Goal of the exercise = In the material below, find all lines with the string "мероприятий" and copy them.
-- BEGIN --
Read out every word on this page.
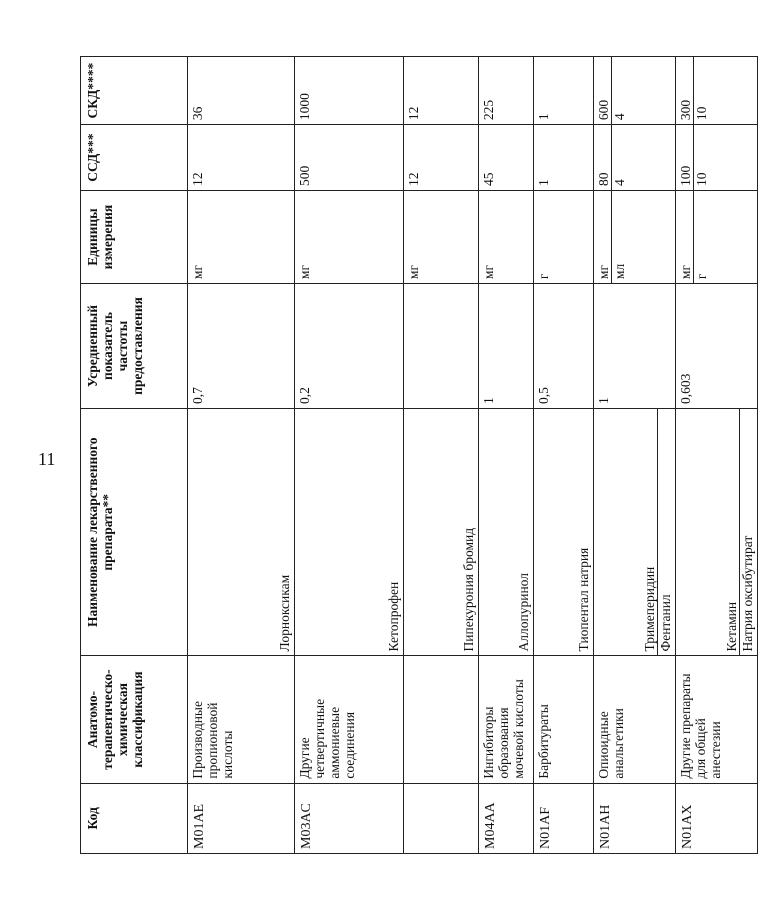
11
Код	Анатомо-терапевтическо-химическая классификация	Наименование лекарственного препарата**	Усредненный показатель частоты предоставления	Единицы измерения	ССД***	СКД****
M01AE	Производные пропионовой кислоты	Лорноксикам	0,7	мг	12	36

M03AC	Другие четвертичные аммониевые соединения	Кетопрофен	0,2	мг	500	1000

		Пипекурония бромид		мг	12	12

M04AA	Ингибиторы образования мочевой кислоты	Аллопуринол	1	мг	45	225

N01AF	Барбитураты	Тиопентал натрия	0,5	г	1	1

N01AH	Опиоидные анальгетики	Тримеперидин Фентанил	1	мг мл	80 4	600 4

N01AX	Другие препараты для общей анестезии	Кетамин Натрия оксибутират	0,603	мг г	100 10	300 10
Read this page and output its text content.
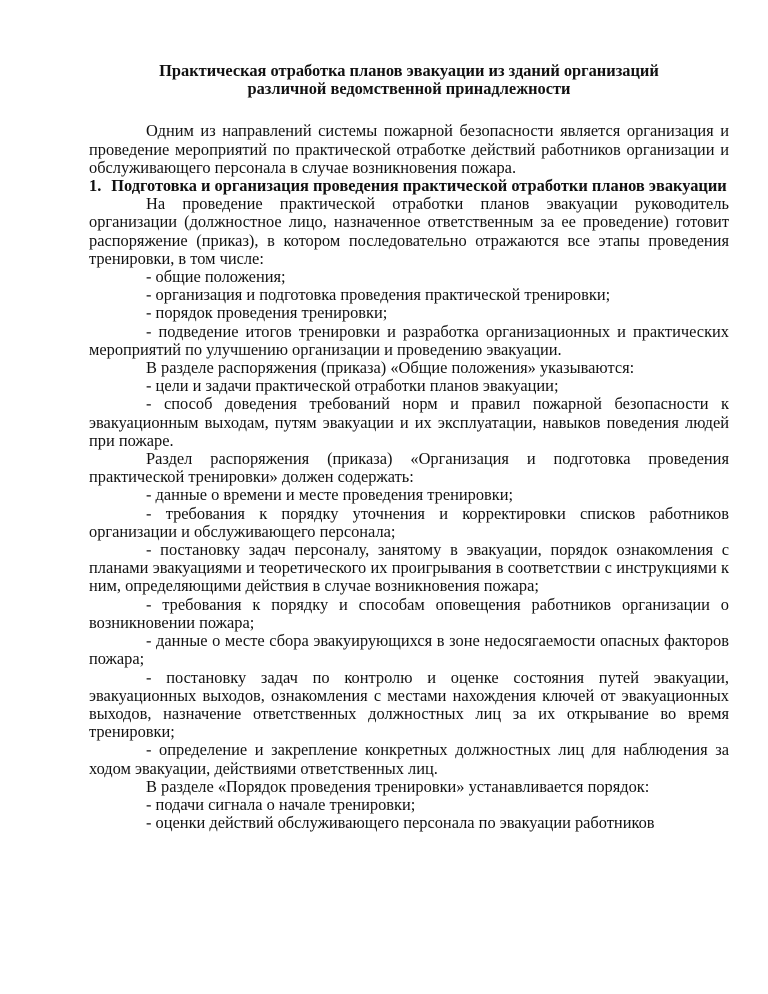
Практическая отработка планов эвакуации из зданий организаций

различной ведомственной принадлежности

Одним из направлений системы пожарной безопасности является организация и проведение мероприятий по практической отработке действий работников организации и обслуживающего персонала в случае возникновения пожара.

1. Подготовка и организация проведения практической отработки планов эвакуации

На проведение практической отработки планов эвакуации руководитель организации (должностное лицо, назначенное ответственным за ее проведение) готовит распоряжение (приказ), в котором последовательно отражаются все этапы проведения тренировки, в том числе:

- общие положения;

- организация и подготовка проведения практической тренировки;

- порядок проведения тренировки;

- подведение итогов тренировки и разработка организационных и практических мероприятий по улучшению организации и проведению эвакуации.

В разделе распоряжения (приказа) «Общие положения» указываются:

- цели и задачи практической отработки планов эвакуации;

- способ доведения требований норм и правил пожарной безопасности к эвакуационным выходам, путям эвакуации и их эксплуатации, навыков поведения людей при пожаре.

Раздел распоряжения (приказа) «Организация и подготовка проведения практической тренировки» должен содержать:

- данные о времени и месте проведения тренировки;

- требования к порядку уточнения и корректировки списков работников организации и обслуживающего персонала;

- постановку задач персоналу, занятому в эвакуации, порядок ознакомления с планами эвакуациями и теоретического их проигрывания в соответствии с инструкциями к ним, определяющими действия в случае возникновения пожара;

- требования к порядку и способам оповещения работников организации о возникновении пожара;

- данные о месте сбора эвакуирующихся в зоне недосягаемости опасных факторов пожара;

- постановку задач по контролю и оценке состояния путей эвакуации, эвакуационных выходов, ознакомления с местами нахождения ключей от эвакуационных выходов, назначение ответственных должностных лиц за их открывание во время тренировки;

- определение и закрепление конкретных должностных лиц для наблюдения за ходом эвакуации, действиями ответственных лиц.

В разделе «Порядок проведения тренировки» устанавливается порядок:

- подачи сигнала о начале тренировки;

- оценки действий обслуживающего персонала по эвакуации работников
-- END --
Output =
Одним из направлений системы пожарной безопасности является организация и проведение мероприятий по практической отработке действий работников организации и обслуживающего персонала в случае возникновения пожара.
- подведение итогов тренировки и разработка организационных и практических мероприятий по улучшению организации и проведению эвакуации.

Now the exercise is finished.